## EXERCISE PASSAGE
Cold and flu season? High blood pressure? Nah, its climate change!
From the Gristians, h/t to “ham salad” and “nixfu” in WUWT Tips and Notes.
Doctors are already seeing links between climate change and their patients’ health
Now, the nation’s leading medical practitioners — with the White House behind them — are stepping forward with a diagnosis that all of us should heed, because the symptoms are becoming undeniable and the risks tremendous: Climate change is a health threat.
The nation’s public health leaders, doctors, and nurses are seeing more and more evidence — both in their patients and in epidemiological data — showing the direct and indirect links. We’re seeing more respiratory illnesses, cardiovascular disease, and heat-related deaths.
As leaders of public health institutions, we cannot overstate the importance of the commitment from President Obama and the highest levels of our government to shine a light on the health impacts of climate change.
Last month, President Obama affirmed the threat that climate change poses to the nation’s health, and committed resources to strengthening health data and to enhancing our preparedness, including targeted responses for the most vulnerable in our society. At the same time, the U.S. Global Climate Research Program released a sobering draft Climate and Health Assessment. The draft — the work of numerous experts in scientific agencies, universities, and the private sector — found that climate change is not just a future threat, but is impacting Americans every day, and that every American is at risk. Later this spring, the surgeon general will host a Climate Change and Health Summit at the White House.
Generations ago, doctors used to advise tuberculosis patients to spend time in drier or warmer climates to improve their health. In our time, it’s the climate we live in that needs the attention. The evidence, increasingly, is showing up in our patients and in our examination rooms.

Items from a dataset:
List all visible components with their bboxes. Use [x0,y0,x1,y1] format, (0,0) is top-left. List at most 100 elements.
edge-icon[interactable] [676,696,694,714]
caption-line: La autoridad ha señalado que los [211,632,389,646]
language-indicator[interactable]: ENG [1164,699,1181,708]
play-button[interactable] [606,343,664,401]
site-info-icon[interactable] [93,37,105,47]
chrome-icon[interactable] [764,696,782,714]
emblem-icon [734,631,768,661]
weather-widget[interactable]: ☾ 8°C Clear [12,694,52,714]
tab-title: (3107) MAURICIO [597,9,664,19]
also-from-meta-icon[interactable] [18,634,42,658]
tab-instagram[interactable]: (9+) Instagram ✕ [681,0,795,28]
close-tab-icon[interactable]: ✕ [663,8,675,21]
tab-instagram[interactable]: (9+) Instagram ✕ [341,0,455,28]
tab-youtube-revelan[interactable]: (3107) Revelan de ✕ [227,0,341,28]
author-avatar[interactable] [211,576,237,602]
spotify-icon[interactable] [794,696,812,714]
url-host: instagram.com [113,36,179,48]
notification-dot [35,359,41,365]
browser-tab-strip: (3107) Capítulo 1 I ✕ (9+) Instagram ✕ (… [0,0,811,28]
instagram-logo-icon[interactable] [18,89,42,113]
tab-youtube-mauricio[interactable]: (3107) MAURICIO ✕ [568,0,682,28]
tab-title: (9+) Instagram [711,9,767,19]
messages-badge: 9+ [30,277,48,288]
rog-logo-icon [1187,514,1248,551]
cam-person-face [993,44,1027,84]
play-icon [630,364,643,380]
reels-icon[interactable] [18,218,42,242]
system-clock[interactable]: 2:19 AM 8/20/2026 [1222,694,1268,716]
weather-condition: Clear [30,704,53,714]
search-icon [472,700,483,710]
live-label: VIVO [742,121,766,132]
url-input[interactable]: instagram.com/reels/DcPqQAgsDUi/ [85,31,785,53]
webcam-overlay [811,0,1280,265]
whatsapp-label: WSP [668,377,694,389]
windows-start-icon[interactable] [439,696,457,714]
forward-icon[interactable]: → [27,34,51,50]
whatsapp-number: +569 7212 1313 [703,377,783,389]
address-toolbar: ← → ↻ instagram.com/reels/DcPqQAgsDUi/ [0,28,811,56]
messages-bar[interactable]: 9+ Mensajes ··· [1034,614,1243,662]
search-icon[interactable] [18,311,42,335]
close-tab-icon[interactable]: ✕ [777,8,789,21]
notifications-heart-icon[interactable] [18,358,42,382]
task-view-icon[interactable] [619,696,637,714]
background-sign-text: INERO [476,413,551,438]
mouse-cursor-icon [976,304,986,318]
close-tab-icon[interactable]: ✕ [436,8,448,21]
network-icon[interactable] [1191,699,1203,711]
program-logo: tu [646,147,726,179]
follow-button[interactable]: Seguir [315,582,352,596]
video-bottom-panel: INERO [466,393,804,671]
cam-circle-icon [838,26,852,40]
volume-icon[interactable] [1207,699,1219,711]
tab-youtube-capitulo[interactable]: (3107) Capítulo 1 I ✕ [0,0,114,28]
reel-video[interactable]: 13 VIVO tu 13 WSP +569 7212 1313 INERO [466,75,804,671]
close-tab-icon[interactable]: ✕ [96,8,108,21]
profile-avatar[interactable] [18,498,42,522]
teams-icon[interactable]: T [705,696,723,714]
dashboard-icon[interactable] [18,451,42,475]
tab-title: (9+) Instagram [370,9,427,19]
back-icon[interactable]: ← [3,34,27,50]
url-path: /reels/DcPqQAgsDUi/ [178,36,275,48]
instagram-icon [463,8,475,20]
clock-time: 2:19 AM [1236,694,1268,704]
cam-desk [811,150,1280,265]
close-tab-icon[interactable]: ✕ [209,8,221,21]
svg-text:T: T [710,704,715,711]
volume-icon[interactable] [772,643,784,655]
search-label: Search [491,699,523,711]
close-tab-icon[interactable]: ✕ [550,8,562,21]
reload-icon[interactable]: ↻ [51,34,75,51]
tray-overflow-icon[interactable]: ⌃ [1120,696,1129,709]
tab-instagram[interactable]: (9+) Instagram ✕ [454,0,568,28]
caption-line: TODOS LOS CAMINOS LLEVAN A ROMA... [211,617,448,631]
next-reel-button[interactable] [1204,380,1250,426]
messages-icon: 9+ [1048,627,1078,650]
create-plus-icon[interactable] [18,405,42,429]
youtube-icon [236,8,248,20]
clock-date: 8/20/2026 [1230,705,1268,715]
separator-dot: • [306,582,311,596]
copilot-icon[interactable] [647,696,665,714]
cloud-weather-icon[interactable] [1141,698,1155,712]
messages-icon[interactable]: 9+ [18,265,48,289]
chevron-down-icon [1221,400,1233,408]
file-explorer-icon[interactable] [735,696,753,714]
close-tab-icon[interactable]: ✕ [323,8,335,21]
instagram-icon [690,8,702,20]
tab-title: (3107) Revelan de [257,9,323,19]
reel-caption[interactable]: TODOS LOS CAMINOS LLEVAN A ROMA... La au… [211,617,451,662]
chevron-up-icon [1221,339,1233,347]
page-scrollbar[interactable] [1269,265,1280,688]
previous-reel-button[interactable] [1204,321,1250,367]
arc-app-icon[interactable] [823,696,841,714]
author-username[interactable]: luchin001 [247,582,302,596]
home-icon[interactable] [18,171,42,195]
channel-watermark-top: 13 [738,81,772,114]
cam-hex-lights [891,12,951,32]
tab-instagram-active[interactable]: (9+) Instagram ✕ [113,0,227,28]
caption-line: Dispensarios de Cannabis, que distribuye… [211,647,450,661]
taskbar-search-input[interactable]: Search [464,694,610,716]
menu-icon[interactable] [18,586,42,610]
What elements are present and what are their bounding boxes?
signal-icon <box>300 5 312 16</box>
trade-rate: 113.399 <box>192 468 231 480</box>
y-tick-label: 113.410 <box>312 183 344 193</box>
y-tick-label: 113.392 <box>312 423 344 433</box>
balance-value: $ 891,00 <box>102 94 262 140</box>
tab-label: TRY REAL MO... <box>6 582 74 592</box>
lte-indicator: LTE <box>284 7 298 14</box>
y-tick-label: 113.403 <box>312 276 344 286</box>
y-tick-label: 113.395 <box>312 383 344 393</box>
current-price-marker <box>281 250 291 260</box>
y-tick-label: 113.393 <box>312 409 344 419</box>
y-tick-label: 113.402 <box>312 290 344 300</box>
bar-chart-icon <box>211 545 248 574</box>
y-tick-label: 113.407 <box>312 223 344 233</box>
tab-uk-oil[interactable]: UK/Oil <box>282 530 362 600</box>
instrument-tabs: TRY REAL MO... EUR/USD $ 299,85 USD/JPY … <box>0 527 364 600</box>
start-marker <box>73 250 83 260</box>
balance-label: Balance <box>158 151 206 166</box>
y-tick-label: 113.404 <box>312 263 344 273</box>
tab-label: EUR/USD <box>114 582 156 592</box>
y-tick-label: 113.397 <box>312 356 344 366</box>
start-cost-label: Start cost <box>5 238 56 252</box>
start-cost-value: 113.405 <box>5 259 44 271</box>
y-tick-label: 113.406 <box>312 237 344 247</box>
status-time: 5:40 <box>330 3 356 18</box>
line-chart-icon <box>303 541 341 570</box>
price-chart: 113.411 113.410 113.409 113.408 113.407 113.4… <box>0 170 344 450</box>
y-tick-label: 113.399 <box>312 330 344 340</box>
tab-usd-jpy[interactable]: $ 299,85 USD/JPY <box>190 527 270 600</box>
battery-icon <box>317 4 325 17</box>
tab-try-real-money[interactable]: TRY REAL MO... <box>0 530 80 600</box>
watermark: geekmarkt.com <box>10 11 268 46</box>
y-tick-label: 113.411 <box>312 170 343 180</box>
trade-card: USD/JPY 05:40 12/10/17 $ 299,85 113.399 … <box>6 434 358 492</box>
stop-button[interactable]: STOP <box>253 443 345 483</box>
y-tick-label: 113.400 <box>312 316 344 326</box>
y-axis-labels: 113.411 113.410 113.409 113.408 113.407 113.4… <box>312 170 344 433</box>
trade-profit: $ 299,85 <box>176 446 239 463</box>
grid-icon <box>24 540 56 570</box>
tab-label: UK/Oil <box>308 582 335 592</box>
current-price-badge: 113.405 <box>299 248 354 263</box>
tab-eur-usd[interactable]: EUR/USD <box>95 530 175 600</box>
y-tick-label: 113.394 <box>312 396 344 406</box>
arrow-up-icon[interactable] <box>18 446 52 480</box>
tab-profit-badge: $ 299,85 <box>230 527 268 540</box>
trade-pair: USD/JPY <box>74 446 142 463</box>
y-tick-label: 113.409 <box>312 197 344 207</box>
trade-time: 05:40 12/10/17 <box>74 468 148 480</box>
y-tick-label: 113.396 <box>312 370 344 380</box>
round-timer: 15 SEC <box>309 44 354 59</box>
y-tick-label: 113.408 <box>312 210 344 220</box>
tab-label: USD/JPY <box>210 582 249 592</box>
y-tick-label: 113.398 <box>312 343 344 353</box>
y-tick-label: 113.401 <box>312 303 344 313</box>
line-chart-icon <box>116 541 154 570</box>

## CHECK YOUR UNDERSTANDING
[1] Answer these questions using the climate and health text:
(a) Which three kinds of health problems does the text say are being seen more often?
(b) Who will host a Climate Change and Health Summit at the White House?
(c) What did doctors generations ago advise tuberculosis patients to do?
[2] Translate this sentence from the climate and health text into Spanish: "In our time, it's the climate we live in that needs the attention."
[3] Sum up the climate and health text in two sentences.

## YOUR WRITTEN ANSWERS
[1]
(a) Respiratory illnesses, cardiovascular disease, and heat-related deaths.
(b) The surgeon general.
(c) Spend time in drier or warmer climates to improve their health.

[2] En nuestra época, es el clima en el que vivimos el que necesita atención.

[3] The nation's leading medical practitioners, backed by the White House, say climate change is a health threat and point to more respiratory illnesses, cardiovascular disease, and heat-related deaths. President Obama committed resources to health data and preparedness, and a draft Climate and Health Assessment found that climate change is impacting Americans every day and that every American is at risk.